== 展示文本 ==

★ ★ ★ ★

原创,首发于《鸭绿江》2023年10月刊,作者海泩,文责自负
“你娭毑总算搬到下面来住啦。”视频电话那边的父亲对我说道。父亲正坐在小平房门口,坐着的那张椅子是从老屋搬下来的。那是十年前请木匠师傅上门来做的,彼时我们一家三口都还住在老屋里。
爷爷去世后,奶奶寸步不愿离开老屋。如今奶奶终于从摇摇欲坠的老屋里搬出来,至此,老屋彻底告别了属于它的二十五年光阴。
放下电话,我脑海里浮现出奶奶恋恋不舍离开老屋的画面。曾经喧闹温馨的老屋顿时变得寂寥空荡起来。我的脑海里满是老屋的影子。老屋承载着家族的记忆,它是生命的底色。
01
算起来,老屋并不算“老”,只比我将将大了两岁。
上世纪八十年代末,爸爸和叔叔两兄弟都到了适婚年纪。可那时一家四口还住在另一个山湾里头,土坯房里泥土地,茅草屋顶逢雨必漏。奶奶挽起裤腿坐在黢黑的灶屋里,看着脚下踩出的一层黑泥浆,咬咬牙一拍桌,瘸了一条腿的木桌摇摇晃晃,建房的决心却坚定不移。
当时的日子也似那两间屋子捉襟见肘。要建新房,全都得靠自己。于是一家四口齐上阵,在分配所得的小山头上,挥着锄头、担着箢箕,挖空了一块当作地基。又在对面另一个山头掘出一井窑洞,自己动手烧制出时髦的红砖。
爸爸弟兄两个本就是学的泥瓦匠手艺,刚刚出师不久,这时候建个房子出来就是自身本领的最好证明。再加上要建的是给自己成家的新房,于是浑身都是干劲。一家人披星戴月地赶工,一砖一瓦砌出来村里的第一栋两层楼房,也就是如今这栋老房子。

★ ★ ★ ★

== 给定记录 ==
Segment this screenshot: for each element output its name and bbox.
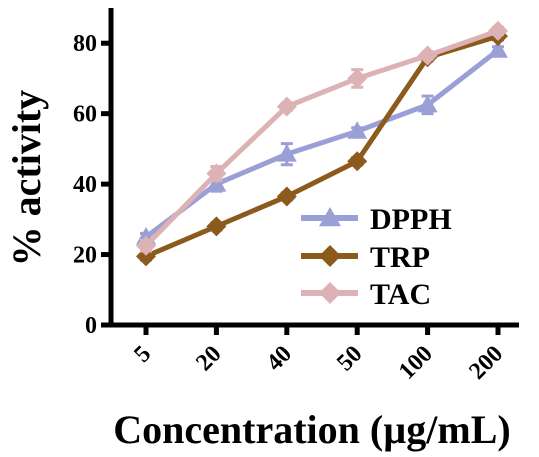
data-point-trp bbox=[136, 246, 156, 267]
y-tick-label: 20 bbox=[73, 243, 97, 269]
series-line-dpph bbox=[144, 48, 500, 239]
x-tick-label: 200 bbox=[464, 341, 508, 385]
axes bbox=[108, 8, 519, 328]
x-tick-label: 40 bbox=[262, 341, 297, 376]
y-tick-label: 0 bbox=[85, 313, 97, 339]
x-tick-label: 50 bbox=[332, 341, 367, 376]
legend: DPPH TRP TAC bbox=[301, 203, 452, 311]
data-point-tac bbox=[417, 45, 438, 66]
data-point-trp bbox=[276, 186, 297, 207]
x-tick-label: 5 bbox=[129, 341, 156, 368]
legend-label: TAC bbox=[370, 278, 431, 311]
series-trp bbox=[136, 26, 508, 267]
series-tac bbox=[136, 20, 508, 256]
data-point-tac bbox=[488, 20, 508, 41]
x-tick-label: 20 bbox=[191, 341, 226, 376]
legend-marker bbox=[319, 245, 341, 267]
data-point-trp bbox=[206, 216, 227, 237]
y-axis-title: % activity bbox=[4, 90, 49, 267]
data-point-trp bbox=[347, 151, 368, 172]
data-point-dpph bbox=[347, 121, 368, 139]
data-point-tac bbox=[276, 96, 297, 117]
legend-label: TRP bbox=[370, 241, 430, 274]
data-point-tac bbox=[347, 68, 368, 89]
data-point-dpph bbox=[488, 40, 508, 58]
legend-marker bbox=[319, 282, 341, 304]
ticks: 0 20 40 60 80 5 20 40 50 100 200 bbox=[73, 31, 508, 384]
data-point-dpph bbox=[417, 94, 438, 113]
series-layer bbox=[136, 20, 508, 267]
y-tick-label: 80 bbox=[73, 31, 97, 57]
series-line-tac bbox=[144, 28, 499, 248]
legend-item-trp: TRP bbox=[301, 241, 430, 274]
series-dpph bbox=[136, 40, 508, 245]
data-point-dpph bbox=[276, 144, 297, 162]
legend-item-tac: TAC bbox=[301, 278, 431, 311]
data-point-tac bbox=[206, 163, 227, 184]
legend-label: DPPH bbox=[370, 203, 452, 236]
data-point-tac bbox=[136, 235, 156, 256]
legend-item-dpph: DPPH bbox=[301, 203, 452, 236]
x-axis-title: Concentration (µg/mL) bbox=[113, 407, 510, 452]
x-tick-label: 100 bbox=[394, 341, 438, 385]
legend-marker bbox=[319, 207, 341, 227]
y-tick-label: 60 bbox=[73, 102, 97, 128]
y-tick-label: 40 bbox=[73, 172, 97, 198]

★ ★ ★ ★

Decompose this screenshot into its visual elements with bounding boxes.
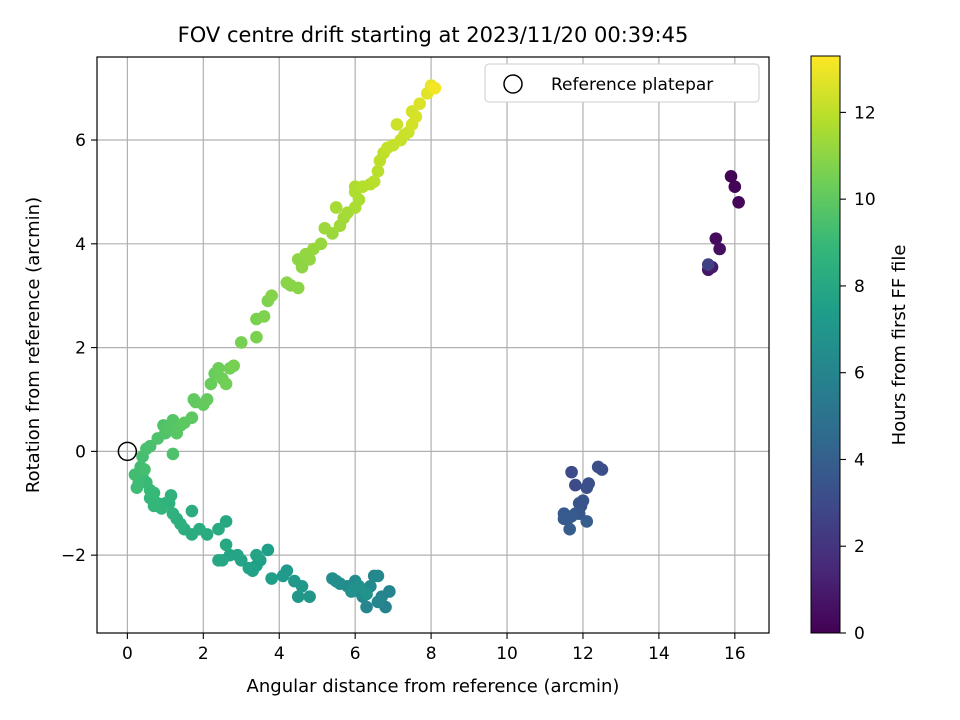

★ ★ ★ ★

== 任务说明 ==
续写这篇回忆老屋的文章，从文中最后一句之后接着写。

== 参考答案 ==
有一栋好屋,自然要配一口好井才完整。在我们当地,水井是居家必备。家家户户都有水井,就连住在山湾里只有一间土坯房的单身汉家,水井也是不缺的。因此,打一口水井也是当头等大事,花费功夫不比砌一间房屋少。一口水汪汪的井让日子多了份沉淀和诗意。
老井的位置定在了老屋的西北角,背靠山林,常年遮着树荫,竹林清音近在咫尺。爷爷先请人用机器往地下钻二十米,接下来就靠两兄弟齐心协力砌井壁。他们一个在上面和好水泥,用小桶递下去,另一个自下往上砌砖。在井底可以用自制竹梯,等到梯子不够长了,就得换麻绳,吊住腰身,脚踩井壁,宛如神功加身,飞檐走壁将红砖一圈圈垒上来。到了井口,再在地面整整齐齐地砌一圈水泥台,里里外外都用砌刀刮得圆滑流畅,宛若玉璧天成。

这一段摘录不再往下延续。